DATASET CONTENT -
******************************
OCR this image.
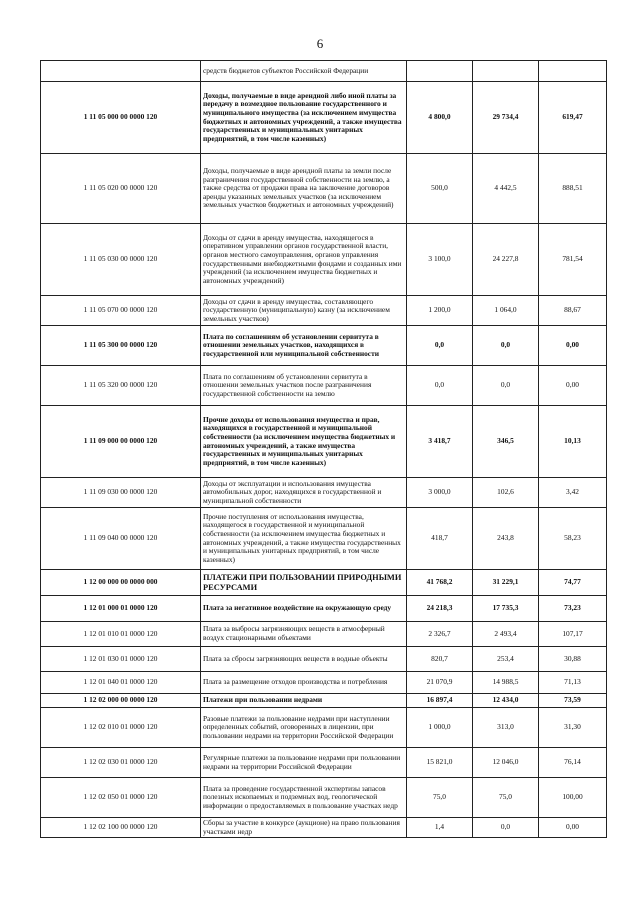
6
	средств бюджетов субъектов Российской Федерации			
1 11 05 000 00 0000 120	Доходы, получаемые в виде арендной либо иной платы за передачу в возмездное пользование государственного и муниципального имущества (за исключением имущества бюджетных и автономных учреждений, а также имущества государственных и муниципальных унитарных предприятий, в том числе казенных)	4 800,0	29 734,4	619,47
1 11 05 020 00 0000 120	Доходы, получаемые в виде арендной платы за земли после разграничения государственной собственности на землю, а также средства от продажи права на заключение договоров аренды указанных земельных участков (за исключением земельных участков бюджетных и автономных учреждений)	500,0	4 442,5	888,51
1 11 05 030 00 0000 120	Доходы от сдачи в аренду имущества, находящегося в оперативном управлении органов государственной власти, органов местного самоуправления, органов управления государственными внебюджетными фондами и созданных ими учреждений (за исключением имущества бюджетных и автономных учреждений)	3 100,0	24 227,8	781,54
1 11 05 070 00 0000 120	Доходы от сдачи в аренду имущества, составляющего государственную (муниципальную) казну (за исключением земельных участков)	1 200,0	1 064,0	88,67
1 11 05 300 00 0000 120	Плата по соглашениям об установлении сервитута в отношении земельных участков, находящихся в государственной или муниципальной собственности	0,0	0,0	0,00
1 11 05 320 00 0000 120	Плата по соглашениям об установлении сервитута в отношении земельных участков после разграничения государственной собственности на землю	0,0	0,0	0,00
1 11 09 000 00 0000 120	Прочие доходы от использования имущества и прав, находящихся в государственной и муниципальной собственности (за исключением имущества бюджетных и автономных учреждений, а также имущества государственных и муниципальных унитарных предприятий, в том числе казенных)	3 418,7	346,5	10,13
1 11 09 030 00 0000 120	Доходы от эксплуатации и использования имущества автомобильных дорог, находящихся в государственной и муниципальной собственности	3 000,0	102,6	3,42
1 11 09 040 00 0000 120	Прочие поступления от использования имущества, находящегося в государственной и муниципальной собственности (за исключением имущества бюджетных и автономных учреждений, а также имущества государственных и муниципальных унитарных предприятий, в том числе казенных)	418,7	243,8	58,23
1 12 00 000 00 0000 000	ПЛАТЕЖИ ПРИ ПОЛЬЗОВАНИИ ПРИРОДНЫМИ РЕСУРСАМИ	41 768,2	31 229,1	74,77
1 12 01 000 01 0000 120	Плата за негативное воздействие на окружающую среду	24 218,3	17 735,3	73,23
1 12 01 010 01 0000 120	Плата за выбросы загрязняющих веществ в атмосферный воздух стационарными объектами	2 326,7	2 493,4	107,17
1 12 01 030 01 0000 120	Плата за сбросы загрязняющих веществ в водные объекты	820,7	253,4	30,88
1 12 01 040 01 0000 120	Плата за размещение отходов производства и потребления	21 070,9	14 988,5	71,13
1 12 02 000 00 0000 120	Платежи при пользовании недрами	16 897,4	12 434,0	73,59
1 12 02 010 01 0000 120	Разовые платежи за пользование недрами при наступлении определенных событий, оговоренных в лицензии, при пользовании недрами на территории Российской Федерации	1 000,0	313,0	31,30
1 12 02 030 01 0000 120	Регулярные платежи за пользование недрами при пользовании недрами на территории Российской Федерации	15 821,0	12 046,0	76,14
1 12 02 050 01 0000 120	Плата за проведение государственной экспертизы запасов полезных ископаемых и подземных вод, геологической информации о предоставляемых в пользование участках недр	75,0	75,0	100,00
1 12 02 100 00 0000 120	Сборы за участие в конкурсе (аукционе) на право пользования участками недр	1,4	0,0	0,00
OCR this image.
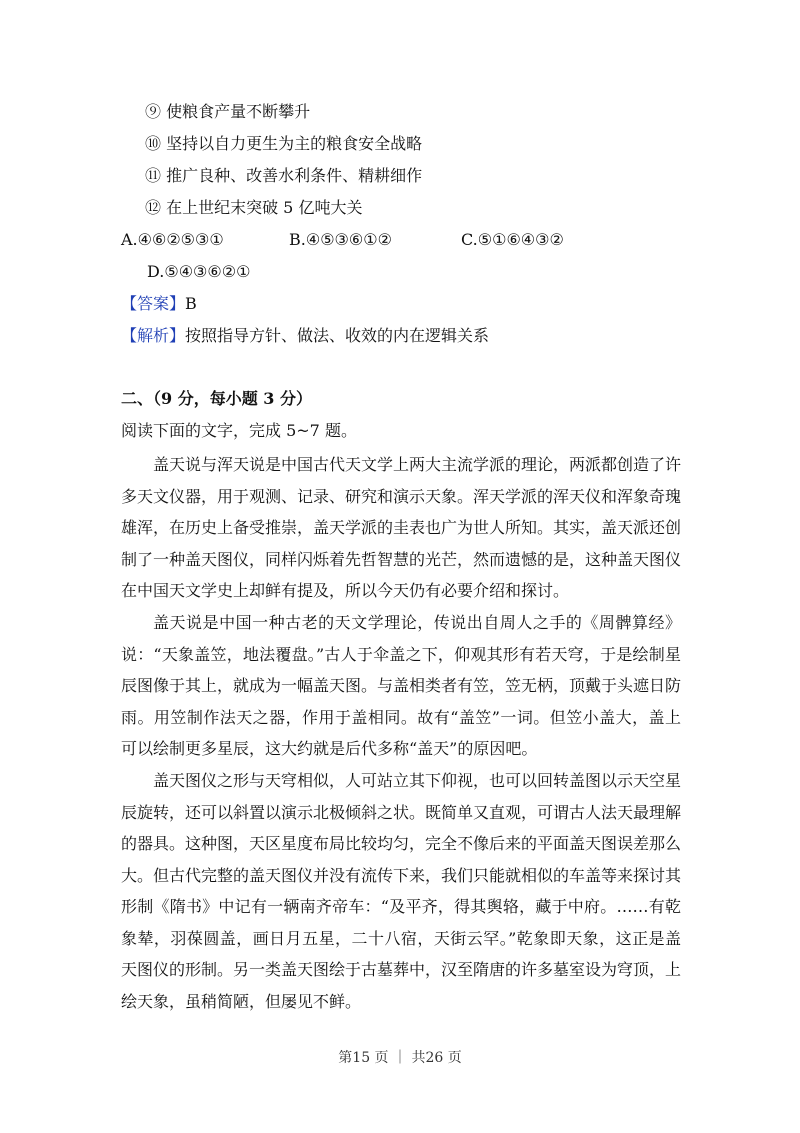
⑨ 使粮食产量不断攀升
⑩ 坚持以自力更生为主的粮食安全战略
⑪ 推广良种、改善水利条件、精耕细作
⑫ 在上世纪末突破 5 亿吨大关
A.④⑥②⑤③①	B.④⑤③⑥①②	C.⑤①⑥④③②
D.⑤④③⑥②①
【答案】B
【解析】按照指导方针、做法、收效的内在逻辑关系
二、（9 分，每小题 3 分）
阅读下面的文字，完成 5~7 题。

盖天说与浑天说是中国古代天文学上两大主流学派的理论，两派都创造了许多天文仪器，用于观测、记录、研究和演示天象。浑天学派的浑天仪和浑象奇瑰雄浑，在历史上备受推崇，盖天学派的圭表也广为世人所知。其实，盖天派还创制了一种盖天图仪，同样闪烁着先哲智慧的光芒，然而遗憾的是，这种盖天图仪在中国天文学史上却鲜有提及，所以今天仍有必要介绍和探讨。

盖天说是中国一种古老的天文学理论，传说出自周人之手的《周髀算经》说：“天象盖笠，地法覆盘。”古人于伞盖之下，仰观其形有若天穹，于是绘制星辰图像于其上，就成为一幅盖天图。与盖相类者有笠，笠无柄，顶戴于头遮日防雨。用笠制作法天之器，作用于盖相同。故有“盖笠”一词。但笠小盖大，盖上可以绘制更多星辰，这大约就是后代多称“盖天”的原因吧。

盖天图仪之形与天穹相似，人可站立其下仰视，也可以回转盖图以示天空星辰旋转，还可以斜置以演示北极倾斜之状。既简单又直观，可谓古人法天最理解的器具。这种图，天区星度布局比较均匀，完全不像后来的平面盖天图误差那么大。但古代完整的盖天图仪并没有流传下来，我们只能就相似的车盖等来探讨其形制《隋书》中记有一辆南齐帝车：“及平齐，得其舆辂，藏于中府。……有乾象辇，羽葆圆盖，画日月五星，二十八宿，天街云罕。”乾象即天象，这正是盖天图仪的形制。另一类盖天图绘于古墓葬中，汉至隋唐的许多墓室设为穹顶，上绘天象，虽稍简陋，但屡见不鲜。

第15 页 ｜ 共26 页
******************************
SHORT TASK -
Your copy should hold every record word for word and none of the pictures.

FINISHED TASK -
OCR this image.
6
	средств бюджетов субъектов Российской Федерации			
1 11 05 000 00 0000 120	Доходы, получаемые в виде арендной либо иной платы за передачу в возмездное пользование государственного и муниципального имущества (за исключением имущества бюджетных и автономных учреждений, а также имущества государственных и муниципальных унитарных предприятий, в том числе казенных)	4 800,0	29 734,4	619,47
1 11 05 020 00 0000 120	Доходы, получаемые в виде арендной платы за земли после разграничения государственной собственности на землю, а также средства от продажи права на заключение договоров аренды указанных земельных участков (за исключением земельных участков бюджетных и автономных учреждений)	500,0	4 442,5	888,51
1 11 05 030 00 0000 120	Доходы от сдачи в аренду имущества, находящегося в оперативном управлении органов государственной власти, органов местного самоуправления, органов управления государственными внебюджетными фондами и созданных ими учреждений (за исключением имущества бюджетных и автономных учреждений)	3 100,0	24 227,8	781,54
1 11 05 070 00 0000 120	Доходы от сдачи в аренду имущества, составляющего государственную (муниципальную) казну (за исключением земельных участков)	1 200,0	1 064,0	88,67
1 11 05 300 00 0000 120	Плата по соглашениям об установлении сервитута в отношении земельных участков, находящихся в государственной или муниципальной собственности	0,0	0,0	0,00
1 11 05 320 00 0000 120	Плата по соглашениям об установлении сервитута в отношении земельных участков после разграничения государственной собственности на землю	0,0	0,0	0,00
1 11 09 000 00 0000 120	Прочие доходы от использования имущества и прав, находящихся в государственной и муниципальной собственности (за исключением имущества бюджетных и автономных учреждений, а также имущества государственных и муниципальных унитарных предприятий, в том числе казенных)	3 418,7	346,5	10,13
1 11 09 030 00 0000 120	Доходы от эксплуатации и использования имущества автомобильных дорог, находящихся в государственной и муниципальной собственности	3 000,0	102,6	3,42
1 11 09 040 00 0000 120	Прочие поступления от использования имущества, находящегося в государственной и муниципальной собственности (за исключением имущества бюджетных и автономных учреждений, а также имущества государственных и муниципальных унитарных предприятий, в том числе казенных)	418,7	243,8	58,23
1 12 00 000 00 0000 000	ПЛАТЕЖИ ПРИ ПОЛЬЗОВАНИИ ПРИРОДНЫМИ РЕСУРСАМИ	41 768,2	31 229,1	74,77
1 12 01 000 01 0000 120	Плата за негативное воздействие на окружающую среду	24 218,3	17 735,3	73,23
1 12 01 010 01 0000 120	Плата за выбросы загрязняющих веществ в атмосферный воздух стационарными объектами	2 326,7	2 493,4	107,17
1 12 01 030 01 0000 120	Плата за сбросы загрязняющих веществ в водные объекты	820,7	253,4	30,88
1 12 01 040 01 0000 120	Плата за размещение отходов производства и потребления	21 070,9	14 988,5	71,13
1 12 02 000 00 0000 120	Платежи при пользовании недрами	16 897,4	12 434,0	73,59
1 12 02 010 01 0000 120	Разовые платежи за пользование недрами при наступлении определенных событий, оговоренных в лицензии, при пользовании недрами на территории Российской Федерации	1 000,0	313,0	31,30
1 12 02 030 01 0000 120	Регулярные платежи за пользование недрами при пользовании недрами на территории Российской Федерации	15 821,0	12 046,0	76,14
1 12 02 050 01 0000 120	Плата за проведение государственной экспертизы запасов полезных ископаемых и подземных вод, геологической информации о предоставляемых в пользование участках недр	75,0	75,0	100,00
1 12 02 100 00 0000 120	Сборы за участие в конкурсе (аукционе) на право пользования участками недр	1,4	0,0	0,00
OCR this image.
⑨ 使粮食产量不断攀升
⑩ 坚持以自力更生为主的粮食安全战略
⑪ 推广良种、改善水利条件、精耕细作
⑫ 在上世纪末突破 5 亿吨大关
A.④⑥②⑤③①	B.④⑤③⑥①②	C.⑤①⑥④③②
D.⑤④③⑥②①
【答案】B
【解析】按照指导方针、做法、收效的内在逻辑关系
二、（9 分，每小题 3 分）
阅读下面的文字，完成 5~7 题。

盖天说与浑天说是中国古代天文学上两大主流学派的理论，两派都创造了许多天文仪器，用于观测、记录、研究和演示天象。浑天学派的浑天仪和浑象奇瑰雄浑，在历史上备受推崇，盖天学派的圭表也广为世人所知。其实，盖天派还创制了一种盖天图仪，同样闪烁着先哲智慧的光芒，然而遗憾的是，这种盖天图仪在中国天文学史上却鲜有提及，所以今天仍有必要介绍和探讨。

盖天说是中国一种古老的天文学理论，传说出自周人之手的《周髀算经》说：“天象盖笠，地法覆盘。”古人于伞盖之下，仰观其形有若天穹，于是绘制星辰图像于其上，就成为一幅盖天图。与盖相类者有笠，笠无柄，顶戴于头遮日防雨。用笠制作法天之器，作用于盖相同。故有“盖笠”一词。但笠小盖大，盖上可以绘制更多星辰，这大约就是后代多称“盖天”的原因吧。

盖天图仪之形与天穹相似，人可站立其下仰视，也可以回转盖图以示天空星辰旋转，还可以斜置以演示北极倾斜之状。既简单又直观，可谓古人法天最理解的器具。这种图，天区星度布局比较均匀，完全不像后来的平面盖天图误差那么大。但古代完整的盖天图仪并没有流传下来，我们只能就相似的车盖等来探讨其形制《隋书》中记有一辆南齐帝车：“及平齐，得其舆辂，藏于中府。……有乾象辇，羽葆圆盖，画日月五星，二十八宿，天街云罕。”乾象即天象，这正是盖天图仪的形制。另一类盖天图绘于古墓葬中，汉至隋唐的许多墓室设为穹顶，上绘天象，虽稍简陋，但屡见不鲜。

第15 页 ｜ 共26 页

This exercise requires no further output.